=== Exercise goal ===
Every entry must be echoed exactly.

Source records:
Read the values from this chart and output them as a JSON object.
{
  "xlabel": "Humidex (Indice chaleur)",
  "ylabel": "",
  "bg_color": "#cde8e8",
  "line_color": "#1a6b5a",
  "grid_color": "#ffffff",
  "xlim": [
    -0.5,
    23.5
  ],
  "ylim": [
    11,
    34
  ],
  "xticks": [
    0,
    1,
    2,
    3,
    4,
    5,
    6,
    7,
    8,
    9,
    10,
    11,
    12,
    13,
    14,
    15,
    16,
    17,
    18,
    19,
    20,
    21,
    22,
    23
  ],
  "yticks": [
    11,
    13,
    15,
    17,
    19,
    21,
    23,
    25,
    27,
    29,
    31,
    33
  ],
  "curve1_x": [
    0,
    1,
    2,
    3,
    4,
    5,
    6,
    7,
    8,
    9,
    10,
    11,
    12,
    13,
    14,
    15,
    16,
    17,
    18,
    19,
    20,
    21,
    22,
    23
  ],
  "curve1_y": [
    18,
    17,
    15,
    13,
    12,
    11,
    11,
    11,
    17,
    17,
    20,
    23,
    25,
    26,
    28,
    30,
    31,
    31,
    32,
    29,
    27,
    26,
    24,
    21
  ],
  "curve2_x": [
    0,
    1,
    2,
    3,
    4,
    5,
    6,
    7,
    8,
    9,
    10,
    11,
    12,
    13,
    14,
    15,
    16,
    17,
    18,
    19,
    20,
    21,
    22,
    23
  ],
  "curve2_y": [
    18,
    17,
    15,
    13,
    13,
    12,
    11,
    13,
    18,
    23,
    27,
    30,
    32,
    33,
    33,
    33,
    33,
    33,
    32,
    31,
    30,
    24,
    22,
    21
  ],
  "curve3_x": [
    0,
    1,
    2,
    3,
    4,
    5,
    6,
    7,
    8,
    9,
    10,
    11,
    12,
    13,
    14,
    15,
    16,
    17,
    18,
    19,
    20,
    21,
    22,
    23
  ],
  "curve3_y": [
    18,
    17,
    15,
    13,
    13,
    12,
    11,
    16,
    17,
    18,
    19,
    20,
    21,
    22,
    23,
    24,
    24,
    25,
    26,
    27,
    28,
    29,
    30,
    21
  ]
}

=== Exercise output ===
Read the values from this chart and output them as a JSON object.
{
  "xlabel": "Humidex (Indice chaleur)",
  "ylabel": "",
  "bg_color": "#cde8e8",
  "line_color": "#1a6b5a",
  "grid_color": "#ffffff",
  "xlim": [
    -0.5,
    23.5
  ],
  "ylim": [
    11,
    34
  ],
  "xticks": [
    0,
    1,
    2,
    3,
    4,
    5,
    6,
    7,
    8,
    9,
    10,
    11,
    12,
    13,
    14,
    15,
    16,
    17,
    18,
    19,
    20,
    21,
    22,
    23
  ],
  "yticks": [
    11,
    13,
    15,
    17,
    19,
    21,
    23,
    25,
    27,
    29,
    31,
    33
  ],
  "curve1_x": [
    0,
    1,
    2,
    3,
    4,
    5,
    6,
    7,
    8,
    9,
    10,
    11,
    12,
    13,
    14,
    15,
    16,
    17,
    18,
    19,
    20,
    21,
    22,
    23
  ],
  "curve1_y": [
    18,
    17,
    15,
    13,
    12,
    11,
    11,
    11,
    17,
    17,
    20,
    23,
    25,
    26,
    28,
    30,
    31,
    31,
    32,
    29,
    27,
    26,
    24,
    21
  ],
  "curve2_x": [
    0,
    1,
    2,
    3,
    4,
    5,
    6,
    7,
    8,
    9,
    10,
    11,
    12,
    13,
    14,
    15,
    16,
    17,
    18,
    19,
    20,
    21,
    22,
    23
  ],
  "curve2_y": [
    18,
    17,
    15,
    13,
    13,
    12,
    11,
    13,
    18,
    23,
    27,
    30,
    32,
    33,
    33,
    33,
    33,
    33,
    32,
    31,
    30,
    24,
    22,
    21
  ],
  "curve3_x": [
    0,
    1,
    2,
    3,
    4,
    5,
    6,
    7,
    8,
    9,
    10,
    11,
    12,
    13,
    14,
    15,
    16,
    17,
    18,
    19,
    20,
    21,
    22,
    23
  ],
  "curve3_y": [
    18,
    17,
    15,
    13,
    13,
    12,
    11,
    16,
    17,
    18,
    19,
    20,
    21,
    22,
    23,
    24,
    24,
    25,
    26,
    27,
    28,
    29,
    30,
    21
  ]
}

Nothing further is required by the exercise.